Lines containing "ffffff" are to be counted. Report the count alone.

RECORDED INFORMATION.
* * * *

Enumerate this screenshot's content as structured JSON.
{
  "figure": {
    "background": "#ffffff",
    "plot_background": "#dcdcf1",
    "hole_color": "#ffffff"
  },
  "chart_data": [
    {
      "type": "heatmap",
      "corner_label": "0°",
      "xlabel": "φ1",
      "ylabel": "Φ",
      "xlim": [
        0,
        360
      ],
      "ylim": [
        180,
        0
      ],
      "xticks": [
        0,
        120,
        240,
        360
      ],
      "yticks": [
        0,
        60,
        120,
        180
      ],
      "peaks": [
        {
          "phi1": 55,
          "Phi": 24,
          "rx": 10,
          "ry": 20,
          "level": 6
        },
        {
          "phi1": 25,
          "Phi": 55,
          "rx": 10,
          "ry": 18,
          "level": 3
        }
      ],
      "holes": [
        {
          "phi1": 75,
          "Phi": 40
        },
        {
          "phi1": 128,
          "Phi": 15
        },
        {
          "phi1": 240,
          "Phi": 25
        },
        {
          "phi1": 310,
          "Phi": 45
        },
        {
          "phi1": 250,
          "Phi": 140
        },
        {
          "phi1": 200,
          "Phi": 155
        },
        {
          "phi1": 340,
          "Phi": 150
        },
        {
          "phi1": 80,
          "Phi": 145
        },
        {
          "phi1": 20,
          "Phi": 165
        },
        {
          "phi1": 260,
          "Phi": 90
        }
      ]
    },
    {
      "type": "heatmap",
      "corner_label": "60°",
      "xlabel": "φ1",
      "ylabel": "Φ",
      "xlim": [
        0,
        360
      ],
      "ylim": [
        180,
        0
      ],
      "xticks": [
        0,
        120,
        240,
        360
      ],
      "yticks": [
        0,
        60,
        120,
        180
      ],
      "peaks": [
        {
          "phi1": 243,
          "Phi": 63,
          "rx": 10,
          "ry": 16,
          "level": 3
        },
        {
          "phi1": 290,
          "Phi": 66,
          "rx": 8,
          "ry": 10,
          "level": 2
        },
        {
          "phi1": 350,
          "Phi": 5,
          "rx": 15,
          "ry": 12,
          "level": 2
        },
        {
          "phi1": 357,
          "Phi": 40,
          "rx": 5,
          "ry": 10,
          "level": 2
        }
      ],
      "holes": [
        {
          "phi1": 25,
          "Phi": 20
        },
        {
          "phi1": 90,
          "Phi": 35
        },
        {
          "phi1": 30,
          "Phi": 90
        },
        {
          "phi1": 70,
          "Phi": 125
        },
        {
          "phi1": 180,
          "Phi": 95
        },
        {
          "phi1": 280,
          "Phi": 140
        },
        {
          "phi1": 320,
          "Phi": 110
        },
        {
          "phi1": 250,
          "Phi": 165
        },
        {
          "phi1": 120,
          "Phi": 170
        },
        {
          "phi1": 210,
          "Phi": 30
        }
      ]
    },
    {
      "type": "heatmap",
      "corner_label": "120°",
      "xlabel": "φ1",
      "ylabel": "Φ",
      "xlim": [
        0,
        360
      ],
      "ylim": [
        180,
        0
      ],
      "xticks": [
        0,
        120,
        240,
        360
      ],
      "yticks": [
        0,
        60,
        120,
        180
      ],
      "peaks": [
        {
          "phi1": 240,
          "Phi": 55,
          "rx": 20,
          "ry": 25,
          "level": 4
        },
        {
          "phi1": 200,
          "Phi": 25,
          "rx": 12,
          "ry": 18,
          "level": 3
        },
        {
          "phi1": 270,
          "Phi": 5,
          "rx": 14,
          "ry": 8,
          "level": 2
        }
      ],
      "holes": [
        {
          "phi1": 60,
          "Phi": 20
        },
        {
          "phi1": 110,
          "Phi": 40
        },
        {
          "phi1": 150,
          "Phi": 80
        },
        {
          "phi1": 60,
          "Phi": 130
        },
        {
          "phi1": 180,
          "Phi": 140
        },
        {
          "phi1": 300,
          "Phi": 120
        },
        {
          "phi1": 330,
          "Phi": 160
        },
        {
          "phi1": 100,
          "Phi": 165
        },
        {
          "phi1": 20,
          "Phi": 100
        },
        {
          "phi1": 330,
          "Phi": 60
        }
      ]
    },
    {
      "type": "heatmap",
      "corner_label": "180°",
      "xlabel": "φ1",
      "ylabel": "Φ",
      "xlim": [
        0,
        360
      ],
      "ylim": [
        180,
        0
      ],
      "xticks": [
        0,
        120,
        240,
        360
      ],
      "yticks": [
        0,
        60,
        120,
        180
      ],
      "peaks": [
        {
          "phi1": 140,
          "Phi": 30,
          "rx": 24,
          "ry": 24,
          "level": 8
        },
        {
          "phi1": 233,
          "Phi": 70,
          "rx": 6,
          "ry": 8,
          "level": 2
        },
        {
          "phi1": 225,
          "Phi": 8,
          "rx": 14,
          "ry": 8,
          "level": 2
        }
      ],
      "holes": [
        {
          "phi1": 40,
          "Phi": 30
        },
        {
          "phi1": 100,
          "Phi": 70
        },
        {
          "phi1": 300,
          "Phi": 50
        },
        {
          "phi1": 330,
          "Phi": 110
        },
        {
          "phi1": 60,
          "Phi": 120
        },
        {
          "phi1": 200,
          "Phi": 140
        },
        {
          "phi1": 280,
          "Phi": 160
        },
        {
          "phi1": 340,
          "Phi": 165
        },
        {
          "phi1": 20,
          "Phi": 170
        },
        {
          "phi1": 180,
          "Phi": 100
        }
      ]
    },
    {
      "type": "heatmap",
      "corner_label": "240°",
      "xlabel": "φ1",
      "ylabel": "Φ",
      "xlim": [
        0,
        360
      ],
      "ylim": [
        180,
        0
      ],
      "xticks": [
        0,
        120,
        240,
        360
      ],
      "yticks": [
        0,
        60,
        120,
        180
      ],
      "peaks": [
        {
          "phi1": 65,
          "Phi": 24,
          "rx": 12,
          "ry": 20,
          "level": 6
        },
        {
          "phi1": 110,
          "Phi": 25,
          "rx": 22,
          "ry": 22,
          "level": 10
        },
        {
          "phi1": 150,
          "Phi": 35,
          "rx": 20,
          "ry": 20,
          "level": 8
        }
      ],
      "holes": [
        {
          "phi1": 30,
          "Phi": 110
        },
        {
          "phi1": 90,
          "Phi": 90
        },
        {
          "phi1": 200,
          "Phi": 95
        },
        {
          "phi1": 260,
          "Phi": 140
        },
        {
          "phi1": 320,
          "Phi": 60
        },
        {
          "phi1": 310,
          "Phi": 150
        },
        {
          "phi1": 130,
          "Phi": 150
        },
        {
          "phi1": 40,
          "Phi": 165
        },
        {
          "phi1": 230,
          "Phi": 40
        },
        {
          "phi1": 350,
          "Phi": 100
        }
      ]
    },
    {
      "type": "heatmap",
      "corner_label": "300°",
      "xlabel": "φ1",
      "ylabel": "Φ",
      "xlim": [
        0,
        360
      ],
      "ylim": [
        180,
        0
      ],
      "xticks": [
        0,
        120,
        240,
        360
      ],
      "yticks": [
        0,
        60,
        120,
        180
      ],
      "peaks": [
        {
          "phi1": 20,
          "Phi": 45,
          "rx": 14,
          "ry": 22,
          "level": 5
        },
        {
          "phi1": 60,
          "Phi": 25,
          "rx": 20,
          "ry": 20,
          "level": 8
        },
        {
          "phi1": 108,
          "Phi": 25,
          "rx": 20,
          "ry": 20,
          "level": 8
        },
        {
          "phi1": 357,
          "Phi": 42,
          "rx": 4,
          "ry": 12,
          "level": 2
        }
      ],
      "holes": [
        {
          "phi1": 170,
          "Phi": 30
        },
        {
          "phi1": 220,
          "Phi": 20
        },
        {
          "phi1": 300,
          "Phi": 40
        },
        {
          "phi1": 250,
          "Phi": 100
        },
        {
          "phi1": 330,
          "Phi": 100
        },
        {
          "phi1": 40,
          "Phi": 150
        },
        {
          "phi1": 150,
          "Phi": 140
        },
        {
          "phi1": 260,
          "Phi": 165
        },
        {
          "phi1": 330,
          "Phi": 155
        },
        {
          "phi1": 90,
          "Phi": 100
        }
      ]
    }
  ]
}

* * * *

SOLUTION. 2